Records from a data source

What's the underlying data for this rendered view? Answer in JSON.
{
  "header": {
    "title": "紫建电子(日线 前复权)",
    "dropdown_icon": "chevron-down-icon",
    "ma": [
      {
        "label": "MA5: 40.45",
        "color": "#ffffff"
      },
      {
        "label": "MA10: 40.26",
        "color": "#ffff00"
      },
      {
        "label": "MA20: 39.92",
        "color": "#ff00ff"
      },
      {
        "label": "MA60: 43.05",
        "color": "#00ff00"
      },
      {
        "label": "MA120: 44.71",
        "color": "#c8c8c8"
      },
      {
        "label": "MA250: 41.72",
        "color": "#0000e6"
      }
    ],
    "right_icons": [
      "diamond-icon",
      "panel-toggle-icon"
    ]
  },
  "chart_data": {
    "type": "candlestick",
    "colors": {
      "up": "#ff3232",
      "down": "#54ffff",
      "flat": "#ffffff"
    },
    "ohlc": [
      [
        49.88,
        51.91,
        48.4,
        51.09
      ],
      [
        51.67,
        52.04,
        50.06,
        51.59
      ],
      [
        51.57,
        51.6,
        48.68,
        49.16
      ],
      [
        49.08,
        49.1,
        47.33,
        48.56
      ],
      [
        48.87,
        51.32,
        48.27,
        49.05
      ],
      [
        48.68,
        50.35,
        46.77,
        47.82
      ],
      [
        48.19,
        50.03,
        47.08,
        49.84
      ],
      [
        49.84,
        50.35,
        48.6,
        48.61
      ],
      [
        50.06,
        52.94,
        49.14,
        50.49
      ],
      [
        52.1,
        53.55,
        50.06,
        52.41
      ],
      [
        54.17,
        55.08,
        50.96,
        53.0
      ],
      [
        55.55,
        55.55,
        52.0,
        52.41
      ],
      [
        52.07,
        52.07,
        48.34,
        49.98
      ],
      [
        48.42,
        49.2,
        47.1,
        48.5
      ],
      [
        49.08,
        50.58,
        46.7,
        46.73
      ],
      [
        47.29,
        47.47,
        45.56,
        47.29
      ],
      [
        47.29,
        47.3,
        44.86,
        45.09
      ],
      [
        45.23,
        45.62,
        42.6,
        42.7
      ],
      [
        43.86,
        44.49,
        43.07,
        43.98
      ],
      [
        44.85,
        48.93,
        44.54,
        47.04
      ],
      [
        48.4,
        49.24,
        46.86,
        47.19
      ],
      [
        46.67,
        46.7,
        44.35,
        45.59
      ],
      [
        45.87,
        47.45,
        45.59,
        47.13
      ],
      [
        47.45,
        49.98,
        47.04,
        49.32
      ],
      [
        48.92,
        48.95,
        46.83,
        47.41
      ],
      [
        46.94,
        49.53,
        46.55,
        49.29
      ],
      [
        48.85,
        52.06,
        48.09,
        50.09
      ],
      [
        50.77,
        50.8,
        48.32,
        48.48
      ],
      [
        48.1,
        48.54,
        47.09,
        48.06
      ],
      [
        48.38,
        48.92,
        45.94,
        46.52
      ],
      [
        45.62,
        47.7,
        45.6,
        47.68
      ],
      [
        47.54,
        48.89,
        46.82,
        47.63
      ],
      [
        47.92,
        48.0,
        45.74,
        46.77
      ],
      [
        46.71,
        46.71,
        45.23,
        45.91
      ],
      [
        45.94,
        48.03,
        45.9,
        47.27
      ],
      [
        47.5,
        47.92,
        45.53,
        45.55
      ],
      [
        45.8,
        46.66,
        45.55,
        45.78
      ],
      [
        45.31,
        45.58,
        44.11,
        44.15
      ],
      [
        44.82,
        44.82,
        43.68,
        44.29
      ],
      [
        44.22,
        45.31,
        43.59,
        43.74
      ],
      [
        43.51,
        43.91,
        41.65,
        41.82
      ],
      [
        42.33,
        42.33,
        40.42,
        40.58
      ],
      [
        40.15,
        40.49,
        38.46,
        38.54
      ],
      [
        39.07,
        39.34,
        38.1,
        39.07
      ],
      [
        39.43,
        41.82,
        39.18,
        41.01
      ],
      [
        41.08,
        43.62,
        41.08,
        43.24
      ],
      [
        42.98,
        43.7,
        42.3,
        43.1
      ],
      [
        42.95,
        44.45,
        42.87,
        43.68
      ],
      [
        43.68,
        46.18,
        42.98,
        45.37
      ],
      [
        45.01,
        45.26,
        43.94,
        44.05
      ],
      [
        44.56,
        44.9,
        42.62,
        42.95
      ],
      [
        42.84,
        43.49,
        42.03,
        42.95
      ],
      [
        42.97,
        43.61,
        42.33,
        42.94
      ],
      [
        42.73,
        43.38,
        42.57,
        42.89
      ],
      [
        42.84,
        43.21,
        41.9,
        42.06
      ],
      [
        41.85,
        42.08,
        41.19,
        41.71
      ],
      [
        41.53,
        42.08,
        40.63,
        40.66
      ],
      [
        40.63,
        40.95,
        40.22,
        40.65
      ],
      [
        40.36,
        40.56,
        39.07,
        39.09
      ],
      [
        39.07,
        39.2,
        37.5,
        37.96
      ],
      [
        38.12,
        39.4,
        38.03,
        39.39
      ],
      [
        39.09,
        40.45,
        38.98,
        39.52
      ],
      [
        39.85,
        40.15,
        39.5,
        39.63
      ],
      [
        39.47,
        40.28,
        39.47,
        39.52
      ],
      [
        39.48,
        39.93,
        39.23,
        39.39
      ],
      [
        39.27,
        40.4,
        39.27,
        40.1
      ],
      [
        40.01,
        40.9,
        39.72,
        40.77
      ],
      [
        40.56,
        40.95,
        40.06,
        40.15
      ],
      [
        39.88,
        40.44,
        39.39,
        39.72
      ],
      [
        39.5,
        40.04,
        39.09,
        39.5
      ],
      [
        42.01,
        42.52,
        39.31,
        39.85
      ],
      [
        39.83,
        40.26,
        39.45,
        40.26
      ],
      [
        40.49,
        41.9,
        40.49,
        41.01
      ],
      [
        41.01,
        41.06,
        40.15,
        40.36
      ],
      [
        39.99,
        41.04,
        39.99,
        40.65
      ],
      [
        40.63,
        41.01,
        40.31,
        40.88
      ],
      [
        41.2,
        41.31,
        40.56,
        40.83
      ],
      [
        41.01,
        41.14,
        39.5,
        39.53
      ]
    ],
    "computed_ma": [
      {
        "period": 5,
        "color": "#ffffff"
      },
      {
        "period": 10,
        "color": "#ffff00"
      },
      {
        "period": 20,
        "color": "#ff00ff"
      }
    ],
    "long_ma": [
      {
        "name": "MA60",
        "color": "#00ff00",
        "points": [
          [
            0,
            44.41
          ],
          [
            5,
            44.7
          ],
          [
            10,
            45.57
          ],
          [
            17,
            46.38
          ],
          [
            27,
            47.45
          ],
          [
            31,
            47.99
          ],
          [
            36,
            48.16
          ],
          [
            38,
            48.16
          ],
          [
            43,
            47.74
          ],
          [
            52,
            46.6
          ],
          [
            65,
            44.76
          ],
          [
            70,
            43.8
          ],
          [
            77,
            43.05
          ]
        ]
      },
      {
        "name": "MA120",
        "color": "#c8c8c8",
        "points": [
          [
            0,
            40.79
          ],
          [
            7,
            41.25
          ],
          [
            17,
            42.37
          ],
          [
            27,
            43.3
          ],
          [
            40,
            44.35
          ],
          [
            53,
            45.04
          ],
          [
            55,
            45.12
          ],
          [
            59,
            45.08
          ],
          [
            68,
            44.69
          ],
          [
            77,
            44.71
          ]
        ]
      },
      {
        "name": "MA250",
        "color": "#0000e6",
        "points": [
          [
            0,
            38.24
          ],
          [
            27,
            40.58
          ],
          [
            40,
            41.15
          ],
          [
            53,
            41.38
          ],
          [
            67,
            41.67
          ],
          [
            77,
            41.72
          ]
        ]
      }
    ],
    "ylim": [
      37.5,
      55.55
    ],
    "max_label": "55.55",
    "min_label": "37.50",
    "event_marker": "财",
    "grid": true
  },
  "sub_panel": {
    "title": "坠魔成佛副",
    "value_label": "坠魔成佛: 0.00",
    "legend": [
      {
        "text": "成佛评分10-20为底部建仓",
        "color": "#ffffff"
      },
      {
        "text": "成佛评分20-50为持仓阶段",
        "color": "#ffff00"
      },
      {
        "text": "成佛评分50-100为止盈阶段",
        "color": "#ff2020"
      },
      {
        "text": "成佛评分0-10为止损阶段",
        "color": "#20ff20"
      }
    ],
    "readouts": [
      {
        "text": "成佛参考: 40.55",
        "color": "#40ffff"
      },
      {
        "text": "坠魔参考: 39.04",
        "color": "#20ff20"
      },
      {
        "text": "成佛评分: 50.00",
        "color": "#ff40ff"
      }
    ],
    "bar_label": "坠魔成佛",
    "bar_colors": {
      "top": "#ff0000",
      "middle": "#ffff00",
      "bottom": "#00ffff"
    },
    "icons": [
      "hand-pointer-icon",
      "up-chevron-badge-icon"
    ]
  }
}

### What is asked
Where a line in the material above holds "text", copy that line.

### Answer for the task
        "text": "成佛评分10-20为底部建仓",
        "text": "成佛评分20-50为持仓阶段",
        "text": "成佛评分50-100为止盈阶段",
        "text": "成佛评分0-10为止损阶段",
        "text": "成佛参考: 40.55",
        "text": "坠魔参考: 39.04",
        "text": "成佛评分: 50.00",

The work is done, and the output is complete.